───── DATA FOR PROCESSING ─────

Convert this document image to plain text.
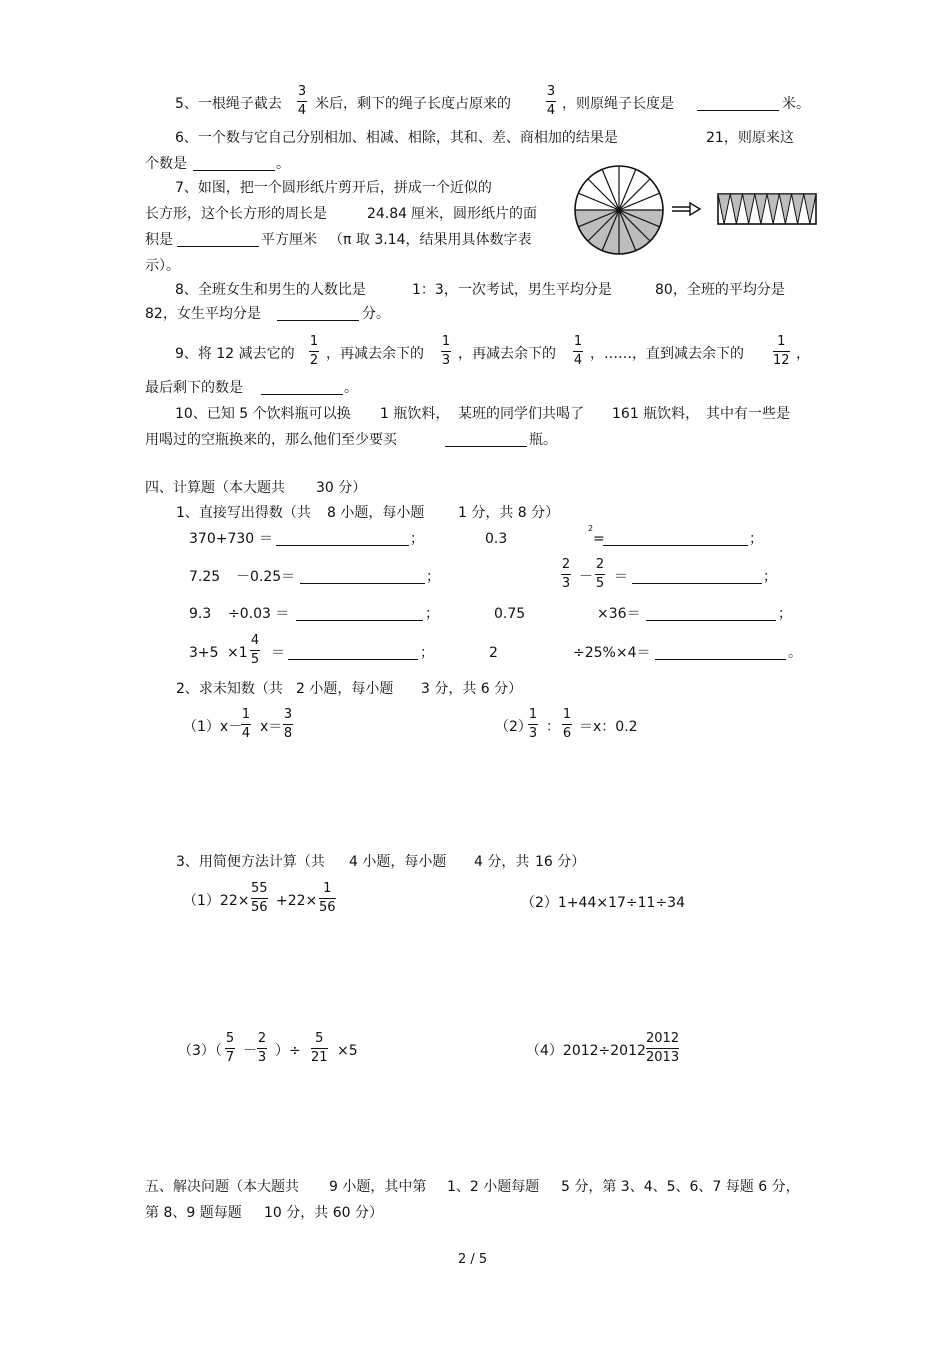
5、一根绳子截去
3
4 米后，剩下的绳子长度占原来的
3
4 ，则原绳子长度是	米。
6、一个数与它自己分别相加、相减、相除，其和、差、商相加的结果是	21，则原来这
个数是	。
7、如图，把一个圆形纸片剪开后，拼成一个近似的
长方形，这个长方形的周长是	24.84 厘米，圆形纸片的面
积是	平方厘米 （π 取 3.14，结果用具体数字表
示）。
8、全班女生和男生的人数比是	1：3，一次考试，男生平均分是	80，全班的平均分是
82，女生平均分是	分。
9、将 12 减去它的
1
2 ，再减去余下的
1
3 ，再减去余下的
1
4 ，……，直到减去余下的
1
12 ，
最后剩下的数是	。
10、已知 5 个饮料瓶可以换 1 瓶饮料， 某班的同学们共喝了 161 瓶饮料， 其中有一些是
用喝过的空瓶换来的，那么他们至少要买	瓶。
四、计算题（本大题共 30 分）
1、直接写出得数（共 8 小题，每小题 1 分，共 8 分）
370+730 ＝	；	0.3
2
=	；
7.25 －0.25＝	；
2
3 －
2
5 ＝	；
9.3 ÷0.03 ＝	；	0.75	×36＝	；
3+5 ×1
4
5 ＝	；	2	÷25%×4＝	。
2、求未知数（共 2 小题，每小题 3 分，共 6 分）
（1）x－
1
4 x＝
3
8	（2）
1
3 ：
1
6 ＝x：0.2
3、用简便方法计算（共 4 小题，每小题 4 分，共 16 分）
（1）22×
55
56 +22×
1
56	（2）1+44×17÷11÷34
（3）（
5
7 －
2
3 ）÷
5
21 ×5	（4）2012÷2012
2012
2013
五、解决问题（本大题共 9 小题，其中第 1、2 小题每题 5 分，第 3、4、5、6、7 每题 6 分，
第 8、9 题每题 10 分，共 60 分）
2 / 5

─────
───── DATA FOR PROCESSING ─────

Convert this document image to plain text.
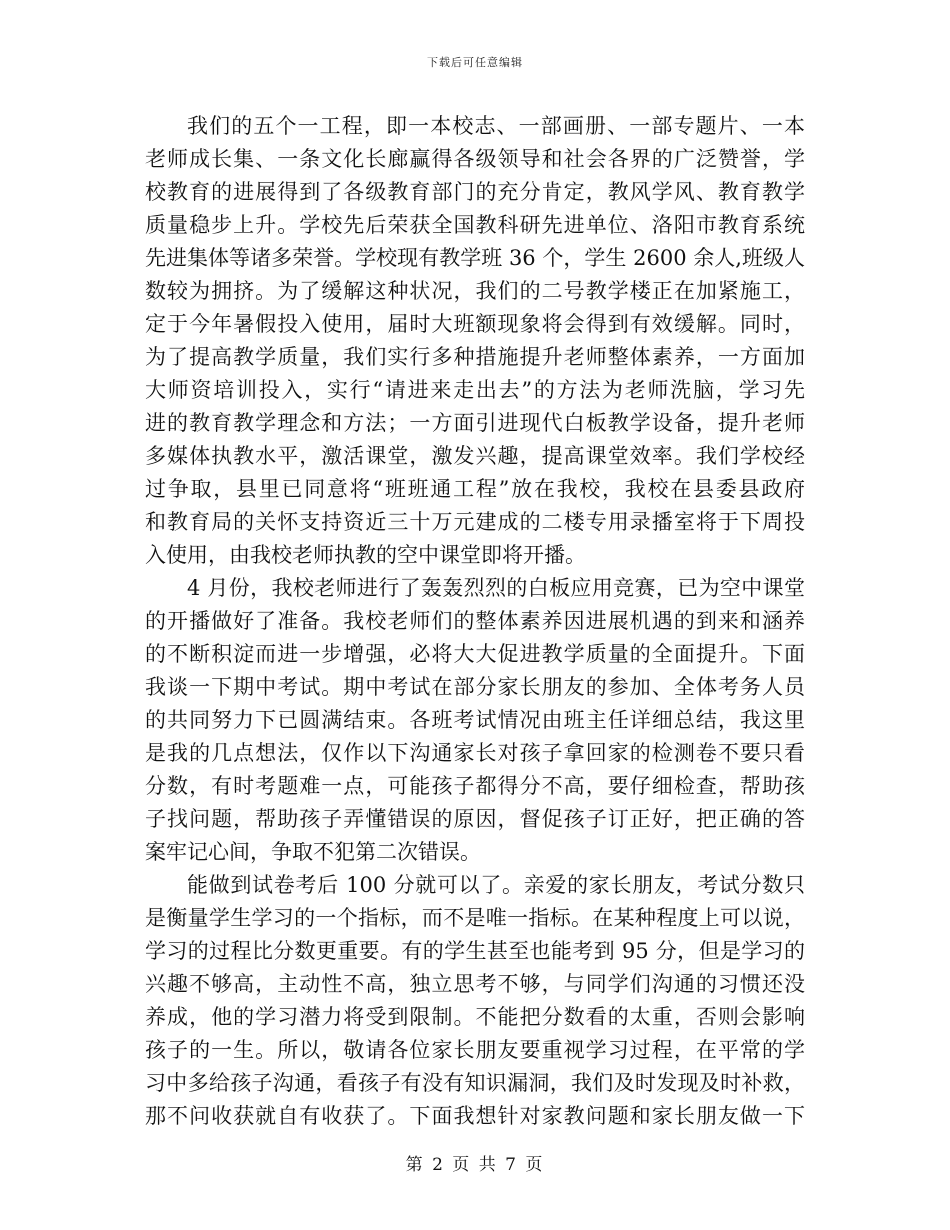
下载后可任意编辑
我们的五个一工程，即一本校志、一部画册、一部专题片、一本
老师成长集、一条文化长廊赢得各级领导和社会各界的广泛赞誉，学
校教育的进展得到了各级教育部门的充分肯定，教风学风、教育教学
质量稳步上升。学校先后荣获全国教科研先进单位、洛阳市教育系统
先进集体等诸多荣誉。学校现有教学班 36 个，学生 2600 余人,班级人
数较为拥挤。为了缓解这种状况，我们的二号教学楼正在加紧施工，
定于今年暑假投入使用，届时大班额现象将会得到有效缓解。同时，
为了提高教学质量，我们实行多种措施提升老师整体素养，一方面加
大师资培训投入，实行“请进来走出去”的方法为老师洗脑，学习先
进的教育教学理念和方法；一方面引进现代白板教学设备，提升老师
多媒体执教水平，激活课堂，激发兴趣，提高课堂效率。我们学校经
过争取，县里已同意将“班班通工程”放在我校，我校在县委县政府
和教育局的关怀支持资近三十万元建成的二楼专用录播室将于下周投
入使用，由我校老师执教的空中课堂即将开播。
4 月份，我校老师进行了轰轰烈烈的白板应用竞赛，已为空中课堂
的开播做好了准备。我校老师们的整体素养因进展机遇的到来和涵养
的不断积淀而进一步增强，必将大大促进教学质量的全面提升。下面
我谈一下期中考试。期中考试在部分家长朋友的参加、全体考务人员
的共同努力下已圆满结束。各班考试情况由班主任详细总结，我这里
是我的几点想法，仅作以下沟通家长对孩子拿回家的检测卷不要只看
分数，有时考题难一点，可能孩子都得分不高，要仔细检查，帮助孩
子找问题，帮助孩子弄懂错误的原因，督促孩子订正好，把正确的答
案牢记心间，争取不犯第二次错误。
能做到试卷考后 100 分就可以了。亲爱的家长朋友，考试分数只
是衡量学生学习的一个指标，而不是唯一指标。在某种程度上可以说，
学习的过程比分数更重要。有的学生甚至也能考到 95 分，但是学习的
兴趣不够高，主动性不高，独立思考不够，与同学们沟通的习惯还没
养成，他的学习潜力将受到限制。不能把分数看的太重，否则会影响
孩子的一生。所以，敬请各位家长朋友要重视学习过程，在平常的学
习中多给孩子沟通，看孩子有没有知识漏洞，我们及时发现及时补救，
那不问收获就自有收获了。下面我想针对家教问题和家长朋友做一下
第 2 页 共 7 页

─────
───── DATA FOR PROCESSING ─────

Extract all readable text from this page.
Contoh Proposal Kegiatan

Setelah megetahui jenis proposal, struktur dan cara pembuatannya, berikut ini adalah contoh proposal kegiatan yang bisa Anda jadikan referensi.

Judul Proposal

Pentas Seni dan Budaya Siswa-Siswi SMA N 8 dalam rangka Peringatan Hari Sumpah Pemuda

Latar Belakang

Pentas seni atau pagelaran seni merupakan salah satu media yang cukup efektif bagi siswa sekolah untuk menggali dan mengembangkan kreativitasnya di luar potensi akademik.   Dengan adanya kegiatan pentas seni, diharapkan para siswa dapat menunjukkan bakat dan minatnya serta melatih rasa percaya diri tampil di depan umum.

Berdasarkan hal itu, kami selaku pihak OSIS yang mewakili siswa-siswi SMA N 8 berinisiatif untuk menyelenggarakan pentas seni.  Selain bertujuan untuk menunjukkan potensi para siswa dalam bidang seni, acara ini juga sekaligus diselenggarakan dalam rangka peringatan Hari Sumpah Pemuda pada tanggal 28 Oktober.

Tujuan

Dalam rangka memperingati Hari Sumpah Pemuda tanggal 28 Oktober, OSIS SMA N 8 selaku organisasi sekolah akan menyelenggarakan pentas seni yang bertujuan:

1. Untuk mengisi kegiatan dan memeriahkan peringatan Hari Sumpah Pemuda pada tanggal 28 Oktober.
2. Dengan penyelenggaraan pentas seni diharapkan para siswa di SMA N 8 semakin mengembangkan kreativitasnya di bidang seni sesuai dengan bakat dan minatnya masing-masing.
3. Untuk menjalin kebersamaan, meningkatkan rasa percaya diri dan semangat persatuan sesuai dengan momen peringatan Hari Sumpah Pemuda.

─────

◆ DESCRIPTION OF THE TASK: Identify each line in the records above that contains the word "para", and copy it out in full.

◆ FINISHED TASK:
Pentas seni atau pagelaran seni merupakan salah satu media yang cukup efektif bagi siswa sekolah untuk menggali dan mengembangkan kreativitasnya di luar potensi akademik.   Dengan adanya kegiatan pentas seni, diharapkan para siswa dapat menunjukkan bakat dan minatnya serta melatih rasa percaya diri tampil di depan umum.
Berdasarkan hal itu, kami selaku pihak OSIS yang mewakili siswa-siswi SMA N 8 berinisiatif untuk menyelenggarakan pentas seni.  Selain bertujuan untuk menunjukkan potensi para siswa dalam bidang seni, acara ini juga sekaligus diselenggarakan dalam rangka peringatan Hari Sumpah Pemuda pada tanggal 28 Oktober.
2. Dengan penyelenggaraan pentas seni diharapkan para siswa di SMA N 8 semakin mengembangkan kreativitasnya di bidang seni sesuai dengan bakat dan minatnya masing-masing.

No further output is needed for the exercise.